SOURCE EXCERPT:
•••••

Are you sure you're cured and not just in remission ?


----------



## glenway (Mar 27, 2011)

Already keep a work tractor outside under tarp. That's enought of that. Really don't want to get involved with any more restorations. Been there. Dont that.

What some people may not understand is that they still need maintenance and need to be run once in a while no matter how intense the restoration was.

I guess it would be possible to trade but just to add another one, the limited space keeps me in my place.

I do have fun at the shows, though, when the "tire kickers" try to test me. But, I've learned how to send them on their way: I say, "Open up you wallet and let me look in there and I'll let you know if there's enough." Works every time.

Lesson: If you don't see a "For Sale" sign, just keep walking.

Had a man come real close last year at the "Gathering of the Orange" show right after we finished with the Allis Chalmers IB. But, he didn't want it as much as I wanted to keep it.

•••••

SUPPLIED INFORMATION:

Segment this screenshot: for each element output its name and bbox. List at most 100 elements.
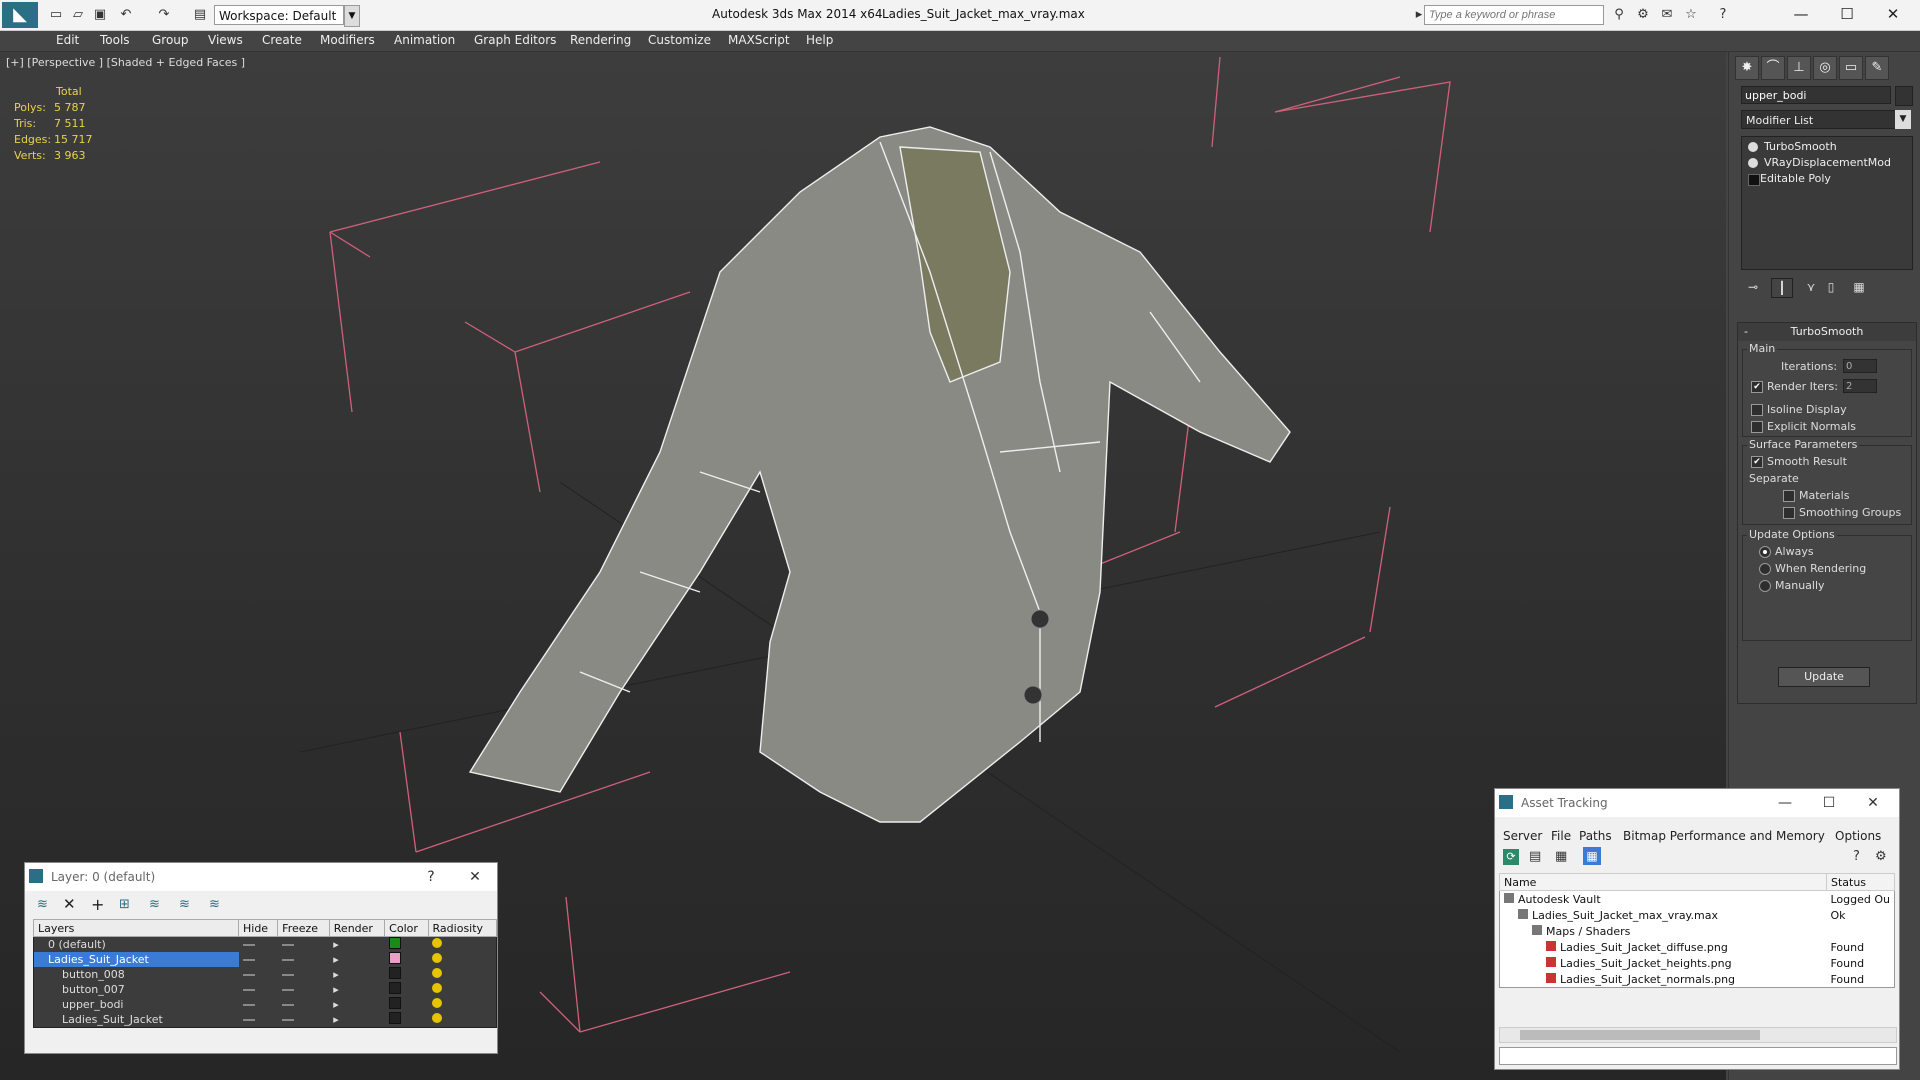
menu-file[interactable]: File: [1551, 829, 1571, 843]
help-icon[interactable]: ?: [1714, 7, 1732, 23]
select-objects-icon[interactable]: ⊞: [119, 897, 130, 912]
asset-name[interactable]: Ladies_Suit_Jacket_heights.png: [1500, 955, 1827, 971]
render-toggle[interactable]: ▸: [329, 952, 384, 967]
asset-name[interactable]: Maps / Shaders: [1500, 923, 1827, 939]
layer-color[interactable]: [385, 997, 428, 1012]
subscription-icon[interactable]: ⚙: [1634, 7, 1652, 23]
menu-bitmap-performance[interactable]: Bitmap Performance and Memory: [1623, 829, 1825, 843]
radiosity-toggle[interactable]: [428, 937, 496, 953]
menu-views[interactable]: Views: [208, 33, 243, 47]
hide-all-layers-icon[interactable]: ≋: [179, 897, 190, 912]
configure-modifier-sets-icon[interactable]: ▦: [1849, 278, 1869, 296]
freeze-toggle[interactable]: [278, 982, 330, 997]
freeze-toggle[interactable]: [278, 937, 330, 953]
tree-view-icon[interactable]: ▦: [1555, 849, 1567, 864]
workspace-dropdown[interactable]: Workspace: Default: [214, 5, 344, 25]
menu-create[interactable]: Create: [262, 33, 302, 47]
iterations-spinner[interactable]: 0: [1843, 359, 1877, 373]
collapse-icon[interactable]: -: [1744, 323, 1748, 341]
layer-name[interactable]: button_007: [34, 982, 239, 997]
layer-row[interactable]: 0 (default) ▸: [34, 937, 497, 953]
redo-icon[interactable]: ↷: [156, 7, 172, 23]
chevron-down-icon[interactable]: ▼: [1895, 110, 1911, 129]
asset-row[interactable]: Autodesk Vault Logged Ou: [1500, 891, 1895, 908]
hide-toggle[interactable]: [239, 1012, 278, 1028]
render-toggle[interactable]: ▸: [329, 967, 384, 982]
column-header[interactable]: Color: [384, 919, 429, 937]
close-button[interactable]: ✕: [1851, 789, 1895, 817]
hide-toggle[interactable]: [239, 937, 278, 953]
layer-color[interactable]: [385, 937, 428, 953]
app-logo-icon[interactable]: ◣: [2, 2, 38, 28]
layer-row[interactable]: button_008 ▸: [34, 967, 497, 982]
smoothing-groups-checkbox[interactable]: [1783, 507, 1795, 519]
show-end-result-icon[interactable]: ┃: [1771, 278, 1793, 298]
rollout-title[interactable]: - TurboSmooth: [1738, 323, 1916, 341]
menu-help[interactable]: Help: [806, 33, 833, 47]
menu-group[interactable]: Group: [152, 33, 189, 47]
column-header[interactable]: Status: [1825, 873, 1896, 891]
menu-customize[interactable]: Customize: [648, 33, 711, 47]
project-folder-icon[interactable]: ▤: [192, 7, 208, 23]
chevron-down-icon[interactable]: ▼: [344, 5, 360, 27]
stack-item-editable-poly[interactable]: Editable Poly: [1744, 171, 1908, 187]
asset-name[interactable]: Ladies_Suit_Jacket_normals.png: [1500, 971, 1827, 988]
save-file-icon[interactable]: ▣: [92, 7, 108, 23]
update-button[interactable]: Update: [1778, 667, 1870, 687]
menu-options[interactable]: Options: [1835, 829, 1881, 843]
layer-row[interactable]: Ladies_Suit_Jacket ▸: [34, 1012, 497, 1028]
layer-color[interactable]: [385, 1012, 428, 1028]
close-button[interactable]: ✕: [1870, 0, 1916, 30]
object-color-swatch[interactable]: [1895, 86, 1913, 106]
render-toggle[interactable]: ▸: [329, 937, 384, 953]
communication-icon[interactable]: ✉: [1658, 7, 1676, 23]
asset-path-field[interactable]: [1499, 1047, 1897, 1065]
isoline-display-checkbox[interactable]: [1751, 404, 1763, 416]
delete-layer-icon[interactable]: ✕: [63, 895, 76, 913]
hide-toggle[interactable]: [239, 952, 278, 967]
render-toggle[interactable]: ▸: [329, 982, 384, 997]
radiosity-toggle[interactable]: [428, 997, 496, 1012]
radiosity-toggle[interactable]: [428, 967, 496, 982]
new-file-icon[interactable]: ▭: [48, 7, 64, 23]
new-layer-icon[interactable]: ≋: [37, 897, 48, 912]
list-view-icon[interactable]: ▤: [1529, 849, 1541, 864]
menu-animation[interactable]: Animation: [394, 33, 455, 47]
hide-toggle[interactable]: [239, 982, 278, 997]
layer-row[interactable]: Ladies_Suit_Jacket ▸: [33, 952, 497, 967]
layer-color[interactable]: [385, 982, 428, 997]
menu-edit[interactable]: Edit: [56, 33, 79, 47]
pin-stack-icon[interactable]: ⊸: [1743, 278, 1763, 296]
always-radio[interactable]: [1759, 546, 1771, 558]
menu-paths[interactable]: Paths: [1579, 829, 1612, 843]
minimize-button[interactable]: —: [1763, 789, 1807, 817]
asset-name[interactable]: Autodesk Vault: [1500, 891, 1827, 908]
menu-graph-editors[interactable]: Graph Editors: [474, 33, 556, 47]
layer-row[interactable]: button_007 ▸: [34, 982, 497, 997]
make-unique-icon[interactable]: ⋎: [1801, 278, 1821, 296]
materials-checkbox[interactable]: [1783, 490, 1795, 502]
layer-name[interactable]: button_008: [34, 967, 239, 982]
asset-name[interactable]: Ladies_Suit_Jacket_diffuse.png: [1500, 939, 1827, 955]
radiosity-toggle[interactable]: [428, 952, 496, 967]
column-header[interactable]: Render: [328, 919, 386, 937]
freeze-toggle[interactable]: [278, 1012, 330, 1028]
utilities-tab-icon[interactable]: ✎: [1865, 56, 1889, 80]
refresh-icon[interactable]: ⟳: [1503, 849, 1519, 865]
hierarchy-tab-icon[interactable]: ⊥: [1787, 56, 1811, 80]
search-input[interactable]: [1424, 5, 1604, 25]
layer-color[interactable]: [385, 952, 428, 967]
maximize-button[interactable]: ☐: [1807, 789, 1851, 817]
asset-row[interactable]: Ladies_Suit_Jacket_max_vray.max Ok: [1500, 907, 1895, 923]
asset-row[interactable]: Ladies_Suit_Jacket_heights.png Found: [1500, 955, 1895, 971]
render-toggle[interactable]: ▸: [329, 997, 384, 1012]
column-header[interactable]: Name: [1499, 873, 1827, 891]
explicit-normals-checkbox[interactable]: [1751, 421, 1763, 433]
table-view-icon[interactable]: ▦: [1583, 847, 1601, 865]
bulb-icon[interactable]: [1748, 158, 1758, 168]
undo-icon[interactable]: ↶: [118, 7, 134, 23]
menu-maxscript[interactable]: MAXScript: [728, 33, 790, 47]
maximize-button[interactable]: ☐: [1824, 0, 1870, 30]
freeze-all-layers-icon[interactable]: ≋: [209, 897, 220, 912]
bulb-icon[interactable]: [1748, 142, 1758, 152]
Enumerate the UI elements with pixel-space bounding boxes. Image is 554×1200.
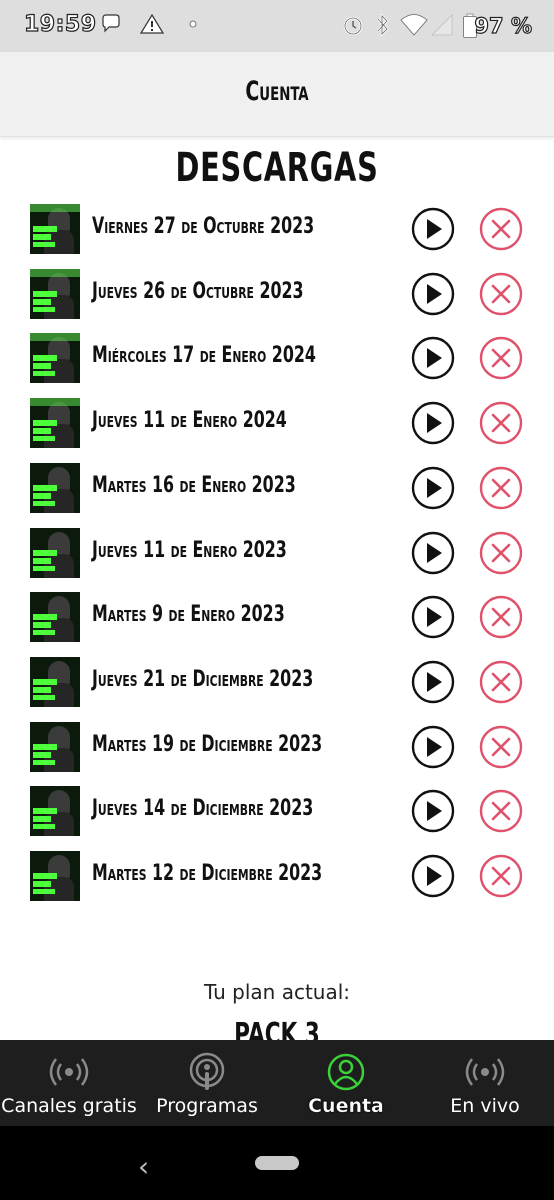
status-time: 19:59 — [23, 11, 97, 37]
delete-button[interactable] — [479, 207, 523, 251]
battery-percent: 97 % — [474, 13, 533, 38]
nav-item-programas[interactable]: Programas — [138, 1040, 276, 1126]
nav-label-programas: Programas — [156, 1095, 258, 1117]
download-row: Jueves 11 de Enero 2024 — [30, 398, 530, 450]
user-icon — [327, 1053, 365, 1091]
account-content[interactable]: DESCARGAS Viernes 27 de Octubre 2023 Juev… — [0, 137, 554, 1040]
live-broadcast-icon — [465, 1058, 505, 1086]
episode-date-label: Miércoles 17 de Enero 2024 — [92, 343, 316, 369]
delete-button[interactable] — [479, 531, 523, 575]
download-row: Martes 16 de Enero 2023 — [30, 462, 530, 515]
delete-button[interactable] — [479, 336, 523, 380]
delete-button[interactable] — [479, 854, 523, 898]
wifi-icon — [400, 14, 428, 36]
episode-thumbnail — [30, 592, 80, 643]
download-row: Jueves 21 de Diciembre 2023 — [30, 656, 530, 709]
download-row: Martes 12 de Diciembre 2023 — [30, 851, 530, 903]
delete-button[interactable] — [479, 272, 523, 316]
alarm-icon — [343, 16, 363, 36]
play-button[interactable] — [411, 789, 455, 833]
home-pill[interactable] — [255, 1156, 299, 1170]
download-row: Martes 9 de Enero 2023 — [30, 592, 530, 644]
nav-item-canales-gratis[interactable]: Canales gratis — [0, 1040, 138, 1126]
bluetooth-icon — [377, 13, 389, 37]
play-button[interactable] — [411, 401, 455, 445]
download-row: Jueves 14 de Diciembre 2023 — [30, 786, 530, 838]
episode-date-label: Jueves 26 de Octubre 2023 — [92, 278, 304, 304]
episode-thumbnail — [30, 462, 80, 513]
podcast-icon — [189, 1052, 225, 1090]
episode-thumbnail — [30, 721, 80, 772]
app-header: Cuenta — [0, 52, 554, 137]
chat-bubble-icon — [102, 14, 120, 33]
play-button[interactable] — [411, 854, 455, 898]
download-row: Miércoles 17 de Enero 2024 — [30, 333, 530, 385]
episode-thumbnail — [30, 851, 80, 901]
play-button[interactable] — [411, 595, 455, 639]
episode-date-label: Jueves 21 de Diciembre 2023 — [92, 666, 314, 692]
download-row: Viernes 27 de Octubre 2023 — [30, 204, 530, 256]
page-title: Cuenta — [245, 76, 309, 107]
delete-button[interactable] — [479, 725, 523, 769]
delete-button[interactable] — [479, 401, 523, 445]
bottom-navigation: Canales gratis Programas Cuenta En vivo — [0, 1040, 554, 1126]
episode-date-label: Viernes 27 de Octubre 2023 — [92, 214, 315, 239]
nav-label-cuenta: Cuenta — [308, 1095, 384, 1117]
episode-thumbnail — [30, 268, 80, 319]
episode-date-label: Martes 16 de Enero 2023 — [92, 472, 296, 498]
status-bar: 19:59 97 % — [0, 0, 554, 52]
delete-button[interactable] — [479, 789, 523, 833]
episode-date-label: Martes 19 de Diciembre 2023 — [92, 731, 323, 757]
nav-item-en-vivo[interactable]: En vivo — [416, 1040, 554, 1126]
episode-date-label: Martes 9 de Enero 2023 — [92, 602, 285, 628]
nav-item-cuenta[interactable]: Cuenta — [276, 1040, 416, 1126]
delete-button[interactable] — [479, 595, 523, 639]
episode-thumbnail — [30, 204, 80, 254]
play-button[interactable] — [411, 466, 455, 510]
episode-date-label: Jueves 14 de Diciembre 2023 — [92, 796, 314, 822]
episode-thumbnail — [30, 656, 80, 707]
episode-thumbnail — [30, 786, 80, 837]
delete-button[interactable] — [479, 466, 523, 510]
current-plan-name: PACK 3 — [234, 1017, 320, 1040]
play-button[interactable] — [411, 336, 455, 380]
play-button[interactable] — [411, 725, 455, 769]
nav-label-canales-gratis: Canales gratis — [1, 1095, 137, 1117]
signal-icon — [431, 14, 453, 36]
warning-icon — [140, 13, 164, 34]
episode-date-label: Martes 12 de Diciembre 2023 — [92, 861, 323, 886]
episode-thumbnail — [30, 333, 80, 384]
download-row: Martes 19 de Diciembre 2023 — [30, 721, 530, 774]
radio-waves-icon — [49, 1058, 89, 1086]
back-icon[interactable]: ‹ — [138, 1150, 149, 1183]
episode-date-label: Jueves 11 de Enero 2024 — [92, 408, 287, 434]
download-row: Jueves 11 de Enero 2023 — [30, 527, 530, 580]
current-plan-label: Tu plan actual: — [203, 980, 351, 1004]
episode-date-label: Jueves 11 de Enero 2023 — [92, 537, 287, 563]
play-button[interactable] — [411, 207, 455, 251]
downloads-title: DESCARGAS — [175, 145, 379, 191]
episode-thumbnail — [30, 398, 80, 449]
nav-label-en-vivo: En vivo — [450, 1095, 520, 1117]
play-button[interactable] — [411, 660, 455, 704]
episode-thumbnail — [30, 527, 80, 578]
play-button[interactable] — [411, 531, 455, 575]
delete-button[interactable] — [479, 660, 523, 704]
dot-icon — [189, 20, 197, 28]
download-row: Jueves 26 de Octubre 2023 — [30, 268, 530, 321]
play-button[interactable] — [411, 272, 455, 316]
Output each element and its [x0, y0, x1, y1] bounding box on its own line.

•••••

EXERCISE REQUIREMENTS:
1. Quote the tractor forum post from "Had a man come" to "to keep it.".
2. In the tractor forum post, at which show did a man come close to buying a tractor last year?
3. Continue the tractor forum thread, starting right after its last sentence.
None of the records are required to complete this work.

WRITTEN ANSWERS:
1.
Had a man come real close last year at the "Gathering of the Orange" show right after we finished with the Allis Chalmers IB. But, he didn't want it as much as I wanted to keep it.

2. The "Gathering of the Orange" show.

3.
----------



## youngdon (Mar 10, 2010)

It's funny how some people are so short sighted when it comes to maintaining their purchases. The kid across the street from us in Vegas bought a really nice ford truck. Apparently his ability to pay the loan was there but the insurance and yearly plates were out of his ability. He owned it for 14 months and sold it for less than 60% of what he paid. Lesson learned!


----------



## glenway (Mar 27, 2011)

Good way to lose money buying new with the lion's share of depreciation right at the start. Good to buy stuff from people like that.

No dispute. We all drive used vehicles.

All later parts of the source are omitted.